Brano di testo:
.....

Non meraviglia, invece, il clamoroso dietrofront della europarlamentare pentastellata Laura Ferrara, che a giugno plaudiva e difendeva Lucano e ora gli punta il dito in nome del legalitarismo: quando si è privi di spessore politico si finisce con l’obbedire alla ragion di partito, anche quando quest’ultimo si definisce Movimento e antipartito. Ma tant’è: essere la casta degli anticasta condiziona tutto, anche il linguaggio e la comunicazione pubblica.

.....

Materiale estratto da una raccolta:
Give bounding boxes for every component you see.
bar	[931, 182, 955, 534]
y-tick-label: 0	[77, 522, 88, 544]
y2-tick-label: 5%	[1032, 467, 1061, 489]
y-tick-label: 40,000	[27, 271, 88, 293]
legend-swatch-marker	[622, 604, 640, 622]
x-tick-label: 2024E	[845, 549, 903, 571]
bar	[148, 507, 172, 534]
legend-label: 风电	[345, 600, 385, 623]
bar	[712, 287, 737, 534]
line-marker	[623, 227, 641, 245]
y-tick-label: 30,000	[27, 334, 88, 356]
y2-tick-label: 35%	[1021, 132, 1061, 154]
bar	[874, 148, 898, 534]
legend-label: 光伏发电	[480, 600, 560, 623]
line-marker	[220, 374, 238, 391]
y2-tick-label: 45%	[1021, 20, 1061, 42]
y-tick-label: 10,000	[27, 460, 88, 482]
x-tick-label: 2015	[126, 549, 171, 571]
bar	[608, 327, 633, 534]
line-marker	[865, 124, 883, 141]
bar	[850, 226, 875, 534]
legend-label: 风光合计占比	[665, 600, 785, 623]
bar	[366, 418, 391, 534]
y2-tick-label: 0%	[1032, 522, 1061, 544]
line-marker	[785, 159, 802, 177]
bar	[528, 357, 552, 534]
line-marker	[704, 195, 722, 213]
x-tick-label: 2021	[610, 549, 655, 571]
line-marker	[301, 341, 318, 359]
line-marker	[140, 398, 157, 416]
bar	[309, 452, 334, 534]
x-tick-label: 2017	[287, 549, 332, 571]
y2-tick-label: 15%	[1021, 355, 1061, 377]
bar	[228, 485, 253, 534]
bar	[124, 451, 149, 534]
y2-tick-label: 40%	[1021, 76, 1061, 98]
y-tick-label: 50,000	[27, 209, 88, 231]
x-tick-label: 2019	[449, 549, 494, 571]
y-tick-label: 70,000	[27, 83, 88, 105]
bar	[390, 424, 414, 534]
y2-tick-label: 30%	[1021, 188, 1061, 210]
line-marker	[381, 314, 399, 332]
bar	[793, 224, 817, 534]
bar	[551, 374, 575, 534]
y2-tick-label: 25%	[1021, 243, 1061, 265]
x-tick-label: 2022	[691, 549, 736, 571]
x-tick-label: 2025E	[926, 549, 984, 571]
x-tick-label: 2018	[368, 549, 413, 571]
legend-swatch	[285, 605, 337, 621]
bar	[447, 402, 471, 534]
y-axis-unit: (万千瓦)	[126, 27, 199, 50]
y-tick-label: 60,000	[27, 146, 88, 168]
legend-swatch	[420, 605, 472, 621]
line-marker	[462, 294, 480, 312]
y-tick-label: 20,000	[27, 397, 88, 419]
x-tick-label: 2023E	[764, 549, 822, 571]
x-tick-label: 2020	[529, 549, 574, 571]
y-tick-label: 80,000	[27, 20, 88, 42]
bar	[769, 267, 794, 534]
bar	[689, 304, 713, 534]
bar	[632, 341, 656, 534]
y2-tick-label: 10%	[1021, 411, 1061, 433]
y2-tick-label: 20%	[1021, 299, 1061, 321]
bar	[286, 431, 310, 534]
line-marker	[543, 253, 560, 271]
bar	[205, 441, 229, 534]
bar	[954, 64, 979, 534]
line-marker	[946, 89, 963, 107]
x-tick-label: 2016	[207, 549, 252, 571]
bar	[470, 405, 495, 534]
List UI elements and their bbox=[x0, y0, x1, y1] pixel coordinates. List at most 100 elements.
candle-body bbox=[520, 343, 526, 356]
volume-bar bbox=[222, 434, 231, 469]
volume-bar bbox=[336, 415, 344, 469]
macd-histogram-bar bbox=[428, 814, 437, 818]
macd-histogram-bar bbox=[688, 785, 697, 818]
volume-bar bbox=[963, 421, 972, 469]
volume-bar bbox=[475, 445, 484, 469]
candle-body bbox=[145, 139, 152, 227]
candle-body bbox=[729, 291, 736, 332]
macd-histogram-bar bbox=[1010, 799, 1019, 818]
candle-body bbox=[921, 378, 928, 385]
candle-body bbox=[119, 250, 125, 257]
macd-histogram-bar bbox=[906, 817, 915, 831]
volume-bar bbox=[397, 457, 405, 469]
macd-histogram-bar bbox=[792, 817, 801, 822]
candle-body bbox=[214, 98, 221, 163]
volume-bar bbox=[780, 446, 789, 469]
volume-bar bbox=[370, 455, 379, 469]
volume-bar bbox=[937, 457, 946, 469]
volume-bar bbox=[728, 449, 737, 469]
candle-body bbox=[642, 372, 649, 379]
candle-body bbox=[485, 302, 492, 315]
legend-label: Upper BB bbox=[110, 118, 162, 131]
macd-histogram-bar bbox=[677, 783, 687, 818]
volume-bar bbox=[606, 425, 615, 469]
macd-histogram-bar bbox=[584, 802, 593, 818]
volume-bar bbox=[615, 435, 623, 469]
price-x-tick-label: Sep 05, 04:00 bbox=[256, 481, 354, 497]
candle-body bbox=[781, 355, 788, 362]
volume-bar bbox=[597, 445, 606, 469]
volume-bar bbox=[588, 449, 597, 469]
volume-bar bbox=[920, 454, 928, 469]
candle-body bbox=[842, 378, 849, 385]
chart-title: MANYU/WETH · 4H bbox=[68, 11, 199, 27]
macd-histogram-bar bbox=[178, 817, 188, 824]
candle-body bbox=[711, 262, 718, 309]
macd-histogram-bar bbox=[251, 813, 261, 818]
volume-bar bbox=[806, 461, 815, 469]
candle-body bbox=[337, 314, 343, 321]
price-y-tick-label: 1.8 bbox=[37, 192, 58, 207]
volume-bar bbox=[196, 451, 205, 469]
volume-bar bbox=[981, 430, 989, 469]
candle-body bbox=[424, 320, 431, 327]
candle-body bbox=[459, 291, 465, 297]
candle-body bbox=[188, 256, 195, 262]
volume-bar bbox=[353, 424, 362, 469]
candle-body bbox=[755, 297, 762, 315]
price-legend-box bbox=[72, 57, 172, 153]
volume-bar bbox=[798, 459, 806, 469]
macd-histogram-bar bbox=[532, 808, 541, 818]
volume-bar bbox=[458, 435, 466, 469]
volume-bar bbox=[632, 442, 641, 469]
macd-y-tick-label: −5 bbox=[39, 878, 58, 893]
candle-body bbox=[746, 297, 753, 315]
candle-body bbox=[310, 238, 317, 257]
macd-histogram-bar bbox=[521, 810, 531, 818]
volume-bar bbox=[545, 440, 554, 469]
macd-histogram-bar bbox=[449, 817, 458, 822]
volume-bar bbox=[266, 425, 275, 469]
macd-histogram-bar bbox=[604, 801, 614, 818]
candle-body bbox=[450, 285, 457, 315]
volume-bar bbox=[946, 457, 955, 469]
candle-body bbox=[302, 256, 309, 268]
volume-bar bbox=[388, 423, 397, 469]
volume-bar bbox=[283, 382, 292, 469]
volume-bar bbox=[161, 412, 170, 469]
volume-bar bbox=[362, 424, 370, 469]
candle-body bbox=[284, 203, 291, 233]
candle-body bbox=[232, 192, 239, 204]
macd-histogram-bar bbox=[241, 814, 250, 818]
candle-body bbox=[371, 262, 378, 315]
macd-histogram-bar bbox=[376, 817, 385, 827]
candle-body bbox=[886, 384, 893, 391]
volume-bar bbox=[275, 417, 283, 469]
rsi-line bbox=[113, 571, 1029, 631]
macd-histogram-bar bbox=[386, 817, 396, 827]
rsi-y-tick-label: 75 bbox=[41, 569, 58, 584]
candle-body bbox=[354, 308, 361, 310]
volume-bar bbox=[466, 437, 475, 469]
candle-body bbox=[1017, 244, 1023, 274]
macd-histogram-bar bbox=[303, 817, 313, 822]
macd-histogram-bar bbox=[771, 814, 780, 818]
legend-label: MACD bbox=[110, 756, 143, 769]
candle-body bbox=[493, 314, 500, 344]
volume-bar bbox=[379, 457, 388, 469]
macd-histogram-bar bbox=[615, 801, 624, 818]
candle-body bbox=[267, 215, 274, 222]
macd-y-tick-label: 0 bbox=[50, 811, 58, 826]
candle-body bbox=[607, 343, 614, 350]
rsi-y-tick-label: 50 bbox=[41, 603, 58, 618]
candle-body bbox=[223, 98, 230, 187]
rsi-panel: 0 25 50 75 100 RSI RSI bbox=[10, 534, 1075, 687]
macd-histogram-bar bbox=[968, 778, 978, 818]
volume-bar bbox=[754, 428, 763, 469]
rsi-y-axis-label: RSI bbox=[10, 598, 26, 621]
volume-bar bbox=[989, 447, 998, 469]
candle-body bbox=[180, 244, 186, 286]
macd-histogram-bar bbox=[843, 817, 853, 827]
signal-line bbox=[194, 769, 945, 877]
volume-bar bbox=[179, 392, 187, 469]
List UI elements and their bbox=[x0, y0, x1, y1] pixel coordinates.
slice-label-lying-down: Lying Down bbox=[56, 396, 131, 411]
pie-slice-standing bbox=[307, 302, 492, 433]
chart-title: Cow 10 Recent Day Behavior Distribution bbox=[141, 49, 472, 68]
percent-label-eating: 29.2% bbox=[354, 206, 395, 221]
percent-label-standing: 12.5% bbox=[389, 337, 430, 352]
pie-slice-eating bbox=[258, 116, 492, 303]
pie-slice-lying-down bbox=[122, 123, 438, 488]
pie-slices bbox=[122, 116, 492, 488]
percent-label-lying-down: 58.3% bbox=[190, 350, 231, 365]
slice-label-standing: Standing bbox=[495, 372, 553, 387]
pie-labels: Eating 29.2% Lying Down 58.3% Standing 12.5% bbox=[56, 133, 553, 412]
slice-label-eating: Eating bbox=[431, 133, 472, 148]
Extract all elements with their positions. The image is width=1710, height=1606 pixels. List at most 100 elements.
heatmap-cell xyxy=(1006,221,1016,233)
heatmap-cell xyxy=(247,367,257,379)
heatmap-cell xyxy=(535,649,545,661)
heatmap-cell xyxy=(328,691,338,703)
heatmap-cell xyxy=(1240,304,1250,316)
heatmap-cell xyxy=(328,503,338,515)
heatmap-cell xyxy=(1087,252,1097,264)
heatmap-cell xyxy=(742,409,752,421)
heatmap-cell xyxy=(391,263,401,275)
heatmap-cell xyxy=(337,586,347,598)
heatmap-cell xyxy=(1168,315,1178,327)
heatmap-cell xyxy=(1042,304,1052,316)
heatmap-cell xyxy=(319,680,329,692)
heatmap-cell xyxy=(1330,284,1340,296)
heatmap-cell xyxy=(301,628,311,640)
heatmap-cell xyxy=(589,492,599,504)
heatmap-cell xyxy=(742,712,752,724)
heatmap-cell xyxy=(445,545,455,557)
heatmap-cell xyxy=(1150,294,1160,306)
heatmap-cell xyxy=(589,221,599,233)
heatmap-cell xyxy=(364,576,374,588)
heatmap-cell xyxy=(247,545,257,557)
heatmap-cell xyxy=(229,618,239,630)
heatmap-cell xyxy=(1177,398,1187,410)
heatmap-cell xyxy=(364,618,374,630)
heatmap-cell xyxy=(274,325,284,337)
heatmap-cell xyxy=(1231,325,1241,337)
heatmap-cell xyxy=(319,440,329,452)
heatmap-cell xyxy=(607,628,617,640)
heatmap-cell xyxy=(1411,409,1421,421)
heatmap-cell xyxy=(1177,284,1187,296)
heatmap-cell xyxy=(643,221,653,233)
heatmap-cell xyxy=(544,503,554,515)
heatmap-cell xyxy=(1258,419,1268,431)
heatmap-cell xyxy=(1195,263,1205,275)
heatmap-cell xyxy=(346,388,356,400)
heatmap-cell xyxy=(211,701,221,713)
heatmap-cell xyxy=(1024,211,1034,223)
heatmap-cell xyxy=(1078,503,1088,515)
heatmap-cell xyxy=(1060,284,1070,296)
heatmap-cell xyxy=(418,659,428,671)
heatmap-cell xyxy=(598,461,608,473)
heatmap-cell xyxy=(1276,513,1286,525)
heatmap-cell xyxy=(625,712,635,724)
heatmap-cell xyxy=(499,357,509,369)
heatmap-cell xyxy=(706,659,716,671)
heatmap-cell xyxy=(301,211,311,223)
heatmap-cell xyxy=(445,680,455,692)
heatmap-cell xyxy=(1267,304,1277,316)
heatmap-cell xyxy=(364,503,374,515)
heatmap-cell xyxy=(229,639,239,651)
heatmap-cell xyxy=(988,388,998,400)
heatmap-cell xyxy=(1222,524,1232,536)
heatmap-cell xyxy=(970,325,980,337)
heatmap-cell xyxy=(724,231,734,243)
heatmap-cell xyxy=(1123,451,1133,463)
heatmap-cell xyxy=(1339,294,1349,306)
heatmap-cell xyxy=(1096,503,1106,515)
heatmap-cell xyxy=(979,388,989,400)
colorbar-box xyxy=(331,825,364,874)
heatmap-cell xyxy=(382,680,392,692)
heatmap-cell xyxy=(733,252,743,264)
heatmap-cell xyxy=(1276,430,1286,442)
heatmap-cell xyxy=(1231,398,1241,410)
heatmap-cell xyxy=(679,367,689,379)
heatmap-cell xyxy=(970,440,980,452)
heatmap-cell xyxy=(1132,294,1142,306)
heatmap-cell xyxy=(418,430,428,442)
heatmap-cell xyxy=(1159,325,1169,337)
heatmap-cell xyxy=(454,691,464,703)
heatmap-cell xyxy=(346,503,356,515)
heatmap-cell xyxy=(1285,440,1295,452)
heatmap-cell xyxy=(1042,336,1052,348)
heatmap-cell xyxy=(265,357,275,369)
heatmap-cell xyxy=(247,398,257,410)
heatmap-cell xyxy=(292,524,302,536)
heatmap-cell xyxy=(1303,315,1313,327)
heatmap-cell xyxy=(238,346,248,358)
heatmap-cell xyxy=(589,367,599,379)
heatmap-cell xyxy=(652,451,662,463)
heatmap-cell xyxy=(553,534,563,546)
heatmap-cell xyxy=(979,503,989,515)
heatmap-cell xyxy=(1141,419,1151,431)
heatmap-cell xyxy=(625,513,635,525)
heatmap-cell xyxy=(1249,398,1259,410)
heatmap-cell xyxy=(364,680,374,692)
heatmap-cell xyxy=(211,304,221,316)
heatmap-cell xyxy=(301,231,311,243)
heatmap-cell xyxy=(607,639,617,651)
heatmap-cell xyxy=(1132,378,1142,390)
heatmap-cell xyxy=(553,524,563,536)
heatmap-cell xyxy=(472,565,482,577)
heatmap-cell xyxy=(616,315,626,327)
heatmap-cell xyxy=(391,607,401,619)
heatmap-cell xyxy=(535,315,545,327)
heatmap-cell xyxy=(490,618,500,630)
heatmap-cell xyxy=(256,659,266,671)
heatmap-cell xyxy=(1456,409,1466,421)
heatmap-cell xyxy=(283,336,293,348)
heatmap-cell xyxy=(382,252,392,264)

.....

Esercizi:
• 1. Ricopia parola per parola il brano sul dietrofront di Laura Ferrara, da "Non meraviglia, invece, il" a "la comunicazione pubblica.".
• 2. Scrivi il seguito del brano sul dietrofront di Laura Ferrara, partendo dopo la sua ultima frase.

Soluzioni:
• 1.
Non meraviglia, invece, il clamoroso dietrofront della europarlamentare pentastellata Laura Ferrara, che a giugno plaudiva e difendeva Lucano e ora gli punta il dito in nome del legalitarismo: quando si è privi di spessore politico si finisce con l’obbedire alla ragion di partito, anche quando quest’ultimo si definisce Movimento e antipartito. Ma tant’è: essere la casta degli anticasta condiziona tutto, anche il linguaggio e la comunicazione pubblica.

• 2.
Forse alla fine della giostra Mimmo Lucano risulterà reo. Ma da qui a definirlo delinquente ne corre. Ci si augura solo che gli inquirenti e i giudici non condannino tutto il modello Riace: farebbero un favore a quei centri di accoglienza privati le cui malefatte sono state censite proprio da un giornalista di destra, Mario Giordano, in un pamphlet che ha fatto discutere non poco: Profugopoli. I 30 euro al giorno dei 160 migranti presenti a Riace poco prima dell’arresto del sindaco non portano molto alle casse di un Comune, soprattutto se piccolo. Possono invece voler dire tantissimo, in termini di profitto, per le aziende, spesso costituite ad hoc da persone impreparate e senza troppi scrupoli, per le associazioni e le cooperative che fanno impresa sull’accoglienza e comprimono i costi (umani) per allargare le forbici dei profitti.
C’è davvero altro da aggiungere?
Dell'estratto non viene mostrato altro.